Stated task: Reproduce the records below, substituting "x-axis-tick" for every occurrence of "x-tick-label" and leaving everything else unchanged.
** START OF Material provided **
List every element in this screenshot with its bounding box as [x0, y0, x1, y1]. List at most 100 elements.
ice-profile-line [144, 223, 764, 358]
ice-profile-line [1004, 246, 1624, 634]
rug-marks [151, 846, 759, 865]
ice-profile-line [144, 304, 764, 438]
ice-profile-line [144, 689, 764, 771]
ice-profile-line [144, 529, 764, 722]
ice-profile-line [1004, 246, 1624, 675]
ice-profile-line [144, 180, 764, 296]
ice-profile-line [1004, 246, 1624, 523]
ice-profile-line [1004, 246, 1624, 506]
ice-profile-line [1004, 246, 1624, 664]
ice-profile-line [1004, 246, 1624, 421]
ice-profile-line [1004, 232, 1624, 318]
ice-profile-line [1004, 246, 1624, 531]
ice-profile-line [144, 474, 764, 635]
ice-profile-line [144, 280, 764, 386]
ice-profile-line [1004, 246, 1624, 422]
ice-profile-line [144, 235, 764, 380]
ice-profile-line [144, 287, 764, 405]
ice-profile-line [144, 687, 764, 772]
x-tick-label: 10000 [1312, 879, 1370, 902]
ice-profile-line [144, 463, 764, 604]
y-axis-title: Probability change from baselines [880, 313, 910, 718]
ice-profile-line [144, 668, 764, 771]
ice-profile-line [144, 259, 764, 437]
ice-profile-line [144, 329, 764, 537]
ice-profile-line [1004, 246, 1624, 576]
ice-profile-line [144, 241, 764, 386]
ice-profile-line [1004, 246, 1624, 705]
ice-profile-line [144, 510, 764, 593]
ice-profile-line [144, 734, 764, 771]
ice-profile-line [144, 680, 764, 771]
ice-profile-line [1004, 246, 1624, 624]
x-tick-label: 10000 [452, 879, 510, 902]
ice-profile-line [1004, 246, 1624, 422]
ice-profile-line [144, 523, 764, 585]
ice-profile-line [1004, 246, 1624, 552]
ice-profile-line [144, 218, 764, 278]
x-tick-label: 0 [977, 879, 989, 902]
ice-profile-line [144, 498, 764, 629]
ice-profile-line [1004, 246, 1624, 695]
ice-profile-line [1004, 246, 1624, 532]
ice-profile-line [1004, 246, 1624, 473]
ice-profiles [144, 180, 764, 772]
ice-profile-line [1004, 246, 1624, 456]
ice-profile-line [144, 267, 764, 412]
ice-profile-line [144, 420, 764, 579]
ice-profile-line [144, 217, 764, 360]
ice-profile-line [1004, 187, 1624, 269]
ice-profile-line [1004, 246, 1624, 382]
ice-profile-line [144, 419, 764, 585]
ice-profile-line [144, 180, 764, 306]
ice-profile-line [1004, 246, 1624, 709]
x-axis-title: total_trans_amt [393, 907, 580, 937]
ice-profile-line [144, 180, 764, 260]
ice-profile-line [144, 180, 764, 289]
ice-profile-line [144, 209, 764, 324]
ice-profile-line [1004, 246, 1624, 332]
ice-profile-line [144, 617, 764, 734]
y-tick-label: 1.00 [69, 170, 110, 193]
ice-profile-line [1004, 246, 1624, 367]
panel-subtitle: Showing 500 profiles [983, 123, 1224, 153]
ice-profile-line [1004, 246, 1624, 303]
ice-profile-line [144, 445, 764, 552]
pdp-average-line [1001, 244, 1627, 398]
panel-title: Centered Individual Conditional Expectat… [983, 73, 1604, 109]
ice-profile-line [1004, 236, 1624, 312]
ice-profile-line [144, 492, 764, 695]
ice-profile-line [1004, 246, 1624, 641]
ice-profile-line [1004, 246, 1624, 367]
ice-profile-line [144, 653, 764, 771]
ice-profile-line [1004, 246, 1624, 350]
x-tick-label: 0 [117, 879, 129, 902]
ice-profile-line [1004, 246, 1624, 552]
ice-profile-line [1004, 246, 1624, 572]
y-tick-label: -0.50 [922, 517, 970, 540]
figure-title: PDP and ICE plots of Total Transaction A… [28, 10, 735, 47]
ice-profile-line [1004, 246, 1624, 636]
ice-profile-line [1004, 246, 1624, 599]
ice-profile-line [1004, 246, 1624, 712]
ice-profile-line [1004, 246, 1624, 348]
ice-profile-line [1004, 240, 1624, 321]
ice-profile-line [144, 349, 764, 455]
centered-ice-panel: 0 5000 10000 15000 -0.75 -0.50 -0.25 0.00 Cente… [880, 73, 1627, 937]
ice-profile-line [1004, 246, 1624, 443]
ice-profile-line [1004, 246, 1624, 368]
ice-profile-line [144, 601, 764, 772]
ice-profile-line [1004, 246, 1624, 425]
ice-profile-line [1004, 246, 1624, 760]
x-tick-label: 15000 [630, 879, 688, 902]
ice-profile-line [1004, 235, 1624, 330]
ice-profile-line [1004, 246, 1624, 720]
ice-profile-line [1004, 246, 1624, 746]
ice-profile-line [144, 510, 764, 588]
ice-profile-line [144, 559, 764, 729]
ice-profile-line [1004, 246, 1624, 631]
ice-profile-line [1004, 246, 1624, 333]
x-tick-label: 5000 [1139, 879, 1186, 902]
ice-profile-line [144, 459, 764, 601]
** END OF Material provided **
Full solution:
List every element in this screenshot with its bounding box as [x0, y0, x1, y1]. List at most 100 elements.
ice-profile-line [144, 223, 764, 358]
ice-profile-line [1004, 246, 1624, 634]
rug-marks [151, 846, 759, 865]
ice-profile-line [144, 304, 764, 438]
ice-profile-line [144, 689, 764, 771]
ice-profile-line [144, 529, 764, 722]
ice-profile-line [1004, 246, 1624, 675]
ice-profile-line [144, 180, 764, 296]
ice-profile-line [1004, 246, 1624, 523]
ice-profile-line [1004, 246, 1624, 506]
ice-profile-line [1004, 246, 1624, 664]
ice-profile-line [1004, 246, 1624, 421]
ice-profile-line [1004, 232, 1624, 318]
ice-profile-line [1004, 246, 1624, 531]
ice-profile-line [144, 474, 764, 635]
ice-profile-line [144, 280, 764, 386]
ice-profile-line [1004, 246, 1624, 422]
ice-profile-line [144, 235, 764, 380]
ice-profile-line [144, 287, 764, 405]
ice-profile-line [144, 687, 764, 772]
x-axis-tick: 10000 [1312, 879, 1370, 902]
ice-profile-line [144, 463, 764, 604]
y-axis-title: Probability change from baselines [880, 313, 910, 718]
ice-profile-line [144, 668, 764, 771]
ice-profile-line [144, 259, 764, 437]
ice-profile-line [144, 329, 764, 537]
ice-profile-line [1004, 246, 1624, 576]
ice-profile-line [144, 241, 764, 386]
ice-profile-line [1004, 246, 1624, 705]
ice-profile-line [144, 510, 764, 593]
ice-profile-line [144, 734, 764, 771]
ice-profile-line [144, 680, 764, 771]
ice-profile-line [1004, 246, 1624, 624]
x-axis-tick: 10000 [452, 879, 510, 902]
ice-profile-line [1004, 246, 1624, 422]
ice-profile-line [144, 523, 764, 585]
ice-profile-line [1004, 246, 1624, 552]
ice-profile-line [144, 218, 764, 278]
x-axis-tick: 0 [977, 879, 989, 902]
ice-profile-line [144, 498, 764, 629]
ice-profile-line [1004, 246, 1624, 695]
ice-profile-line [1004, 246, 1624, 532]
ice-profile-line [1004, 246, 1624, 473]
ice-profiles [144, 180, 764, 772]
ice-profile-line [1004, 246, 1624, 456]
ice-profile-line [144, 267, 764, 412]
ice-profile-line [144, 420, 764, 579]
ice-profile-line [144, 217, 764, 360]
ice-profile-line [1004, 187, 1624, 269]
ice-profile-line [1004, 246, 1624, 382]
ice-profile-line [144, 419, 764, 585]
ice-profile-line [144, 180, 764, 306]
ice-profile-line [1004, 246, 1624, 709]
x-axis-title: total_trans_amt [393, 907, 580, 937]
ice-profile-line [144, 180, 764, 260]
ice-profile-line [144, 180, 764, 289]
ice-profile-line [144, 209, 764, 324]
ice-profile-line [1004, 246, 1624, 332]
ice-profile-line [144, 617, 764, 734]
y-tick-label: 1.00 [69, 170, 110, 193]
ice-profile-line [1004, 246, 1624, 367]
panel-subtitle: Showing 500 profiles [983, 123, 1224, 153]
ice-profile-line [1004, 246, 1624, 303]
ice-profile-line [144, 445, 764, 552]
pdp-average-line [1001, 244, 1627, 398]
panel-title: Centered Individual Conditional Expectat… [983, 73, 1604, 109]
ice-profile-line [1004, 236, 1624, 312]
ice-profile-line [144, 492, 764, 695]
ice-profile-line [1004, 246, 1624, 641]
ice-profile-line [1004, 246, 1624, 367]
ice-profile-line [144, 653, 764, 771]
ice-profile-line [1004, 246, 1624, 350]
x-axis-tick: 0 [117, 879, 129, 902]
ice-profile-line [1004, 246, 1624, 552]
ice-profile-line [1004, 246, 1624, 572]
y-tick-label: -0.50 [922, 517, 970, 540]
figure-title: PDP and ICE plots of Total Transaction A… [28, 10, 735, 47]
ice-profile-line [1004, 246, 1624, 636]
ice-profile-line [1004, 246, 1624, 599]
ice-profile-line [1004, 246, 1624, 712]
ice-profile-line [1004, 246, 1624, 348]
ice-profile-line [1004, 240, 1624, 321]
ice-profile-line [144, 349, 764, 455]
centered-ice-panel: 0 5000 10000 15000 -0.75 -0.50 -0.25 0.00 Cente… [880, 73, 1627, 937]
ice-profile-line [1004, 246, 1624, 443]
ice-profile-line [1004, 246, 1624, 368]
ice-profile-line [144, 601, 764, 772]
ice-profile-line [1004, 246, 1624, 425]
ice-profile-line [1004, 246, 1624, 760]
x-axis-tick: 15000 [630, 879, 688, 902]
ice-profile-line [1004, 235, 1624, 330]
ice-profile-line [1004, 246, 1624, 720]
ice-profile-line [1004, 246, 1624, 746]
ice-profile-line [144, 510, 764, 588]
ice-profile-line [144, 559, 764, 729]
ice-profile-line [1004, 246, 1624, 631]
ice-profile-line [1004, 246, 1624, 333]
x-axis-tick: 5000 [1139, 879, 1186, 902]
ice-profile-line [144, 459, 764, 601]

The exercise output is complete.